_Supplied information_.

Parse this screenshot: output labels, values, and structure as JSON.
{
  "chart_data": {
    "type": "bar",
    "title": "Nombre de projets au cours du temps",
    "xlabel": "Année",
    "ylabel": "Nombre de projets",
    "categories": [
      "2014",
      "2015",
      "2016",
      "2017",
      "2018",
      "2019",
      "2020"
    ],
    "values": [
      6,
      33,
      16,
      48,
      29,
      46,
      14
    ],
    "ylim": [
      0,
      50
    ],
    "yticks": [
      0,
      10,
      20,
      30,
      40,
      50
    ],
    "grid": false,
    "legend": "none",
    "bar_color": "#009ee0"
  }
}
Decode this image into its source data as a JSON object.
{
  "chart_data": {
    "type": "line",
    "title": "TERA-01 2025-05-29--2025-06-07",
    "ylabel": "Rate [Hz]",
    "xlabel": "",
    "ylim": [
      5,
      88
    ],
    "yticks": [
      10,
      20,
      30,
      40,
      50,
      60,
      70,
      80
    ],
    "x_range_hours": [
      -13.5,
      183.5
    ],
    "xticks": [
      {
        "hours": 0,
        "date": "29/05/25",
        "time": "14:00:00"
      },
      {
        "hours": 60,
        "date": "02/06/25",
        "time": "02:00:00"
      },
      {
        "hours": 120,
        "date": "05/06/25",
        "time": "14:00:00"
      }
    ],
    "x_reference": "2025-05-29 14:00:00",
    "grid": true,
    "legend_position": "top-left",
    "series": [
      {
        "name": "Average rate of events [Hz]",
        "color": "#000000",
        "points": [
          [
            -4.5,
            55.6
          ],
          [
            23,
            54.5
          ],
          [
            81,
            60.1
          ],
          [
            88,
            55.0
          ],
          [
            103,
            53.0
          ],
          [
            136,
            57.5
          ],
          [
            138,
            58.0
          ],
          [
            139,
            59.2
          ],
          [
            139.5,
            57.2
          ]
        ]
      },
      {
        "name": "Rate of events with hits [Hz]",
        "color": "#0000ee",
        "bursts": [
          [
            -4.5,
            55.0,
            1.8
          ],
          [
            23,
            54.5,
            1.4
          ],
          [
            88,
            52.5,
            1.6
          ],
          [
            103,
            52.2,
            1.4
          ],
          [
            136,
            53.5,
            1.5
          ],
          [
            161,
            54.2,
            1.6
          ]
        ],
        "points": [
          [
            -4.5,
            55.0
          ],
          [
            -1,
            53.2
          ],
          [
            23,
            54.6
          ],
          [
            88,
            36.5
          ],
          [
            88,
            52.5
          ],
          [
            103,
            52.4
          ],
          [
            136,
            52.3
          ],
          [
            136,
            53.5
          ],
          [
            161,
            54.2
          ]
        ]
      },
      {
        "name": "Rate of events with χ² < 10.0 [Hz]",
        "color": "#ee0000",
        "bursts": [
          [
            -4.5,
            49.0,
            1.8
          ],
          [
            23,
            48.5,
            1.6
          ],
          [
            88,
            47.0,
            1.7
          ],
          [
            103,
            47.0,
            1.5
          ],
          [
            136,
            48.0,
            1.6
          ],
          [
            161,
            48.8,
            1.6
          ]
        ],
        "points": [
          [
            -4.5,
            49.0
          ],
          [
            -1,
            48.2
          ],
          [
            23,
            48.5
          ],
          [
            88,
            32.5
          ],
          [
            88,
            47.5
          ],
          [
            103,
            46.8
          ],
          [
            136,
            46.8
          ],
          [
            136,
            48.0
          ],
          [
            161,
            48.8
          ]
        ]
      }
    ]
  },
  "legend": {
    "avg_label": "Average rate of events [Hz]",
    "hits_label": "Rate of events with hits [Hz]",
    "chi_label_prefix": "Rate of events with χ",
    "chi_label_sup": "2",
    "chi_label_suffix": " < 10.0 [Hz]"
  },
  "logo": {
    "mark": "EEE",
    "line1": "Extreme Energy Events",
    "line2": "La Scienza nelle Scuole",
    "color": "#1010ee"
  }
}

_Your objective_.
Extract the full listing and reproduce each line exactly.

_Answer in full_.
Parse this screenshot: output labels, values, and structure as JSON.
{
  "chart_data": {
    "type": "bar",
    "title": "Nombre de projets au cours du temps",
    "xlabel": "Année",
    "ylabel": "Nombre de projets",
    "categories": [
      "2014",
      "2015",
      "2016",
      "2017",
      "2018",
      "2019",
      "2020"
    ],
    "values": [
      6,
      33,
      16,
      48,
      29,
      46,
      14
    ],
    "ylim": [
      0,
      50
    ],
    "yticks": [
      0,
      10,
      20,
      30,
      40,
      50
    ],
    "grid": false,
    "legend": "none",
    "bar_color": "#009ee0"
  }
}
Decode this image into its source data as a JSON object.
{
  "chart_data": {
    "type": "line",
    "title": "TERA-01 2025-05-29--2025-06-07",
    "ylabel": "Rate [Hz]",
    "xlabel": "",
    "ylim": [
      5,
      88
    ],
    "yticks": [
      10,
      20,
      30,
      40,
      50,
      60,
      70,
      80
    ],
    "x_range_hours": [
      -13.5,
      183.5
    ],
    "xticks": [
      {
        "hours": 0,
        "date": "29/05/25",
        "time": "14:00:00"
      },
      {
        "hours": 60,
        "date": "02/06/25",
        "time": "02:00:00"
      },
      {
        "hours": 120,
        "date": "05/06/25",
        "time": "14:00:00"
      }
    ],
    "x_reference": "2025-05-29 14:00:00",
    "grid": true,
    "legend_position": "top-left",
    "series": [
      {
        "name": "Average rate of events [Hz]",
        "color": "#000000",
        "points": [
          [
            -4.5,
            55.6
          ],
          [
            23,
            54.5
          ],
          [
            81,
            60.1
          ],
          [
            88,
            55.0
          ],
          [
            103,
            53.0
          ],
          [
            136,
            57.5
          ],
          [
            138,
            58.0
          ],
          [
            139,
            59.2
          ],
          [
            139.5,
            57.2
          ]
        ]
      },
      {
        "name": "Rate of events with hits [Hz]",
        "color": "#0000ee",
        "bursts": [
          [
            -4.5,
            55.0,
            1.8
          ],
          [
            23,
            54.5,
            1.4
          ],
          [
            88,
            52.5,
            1.6
          ],
          [
            103,
            52.2,
            1.4
          ],
          [
            136,
            53.5,
            1.5
          ],
          [
            161,
            54.2,
            1.6
          ]
        ],
        "points": [
          [
            -4.5,
            55.0
          ],
          [
            -1,
            53.2
          ],
          [
            23,
            54.6
          ],
          [
            88,
            36.5
          ],
          [
            88,
            52.5
          ],
          [
            103,
            52.4
          ],
          [
            136,
            52.3
          ],
          [
            136,
            53.5
          ],
          [
            161,
            54.2
          ]
        ]
      },
      {
        "name": "Rate of events with χ² < 10.0 [Hz]",
        "color": "#ee0000",
        "bursts": [
          [
            -4.5,
            49.0,
            1.8
          ],
          [
            23,
            48.5,
            1.6
          ],
          [
            88,
            47.0,
            1.7
          ],
          [
            103,
            47.0,
            1.5
          ],
          [
            136,
            48.0,
            1.6
          ],
          [
            161,
            48.8,
            1.6
          ]
        ],
        "points": [
          [
            -4.5,
            49.0
          ],
          [
            -1,
            48.2
          ],
          [
            23,
            48.5
          ],
          [
            88,
            32.5
          ],
          [
            88,
            47.5
          ],
          [
            103,
            46.8
          ],
          [
            136,
            46.8
          ],
          [
            136,
            48.0
          ],
          [
            161,
            48.8
          ]
        ]
      }
    ]
  },
  "legend": {
    "avg_label": "Average rate of events [Hz]",
    "hits_label": "Rate of events with hits [Hz]",
    "chi_label_prefix": "Rate of events with χ",
    "chi_label_sup": "2",
    "chi_label_suffix": " < 10.0 [Hz]"
  },
  "logo": {
    "mark": "EEE",
    "line1": "Extreme Energy Events",
    "line2": "La Scienza nelle Scuole",
    "color": "#1010ee"
  }
}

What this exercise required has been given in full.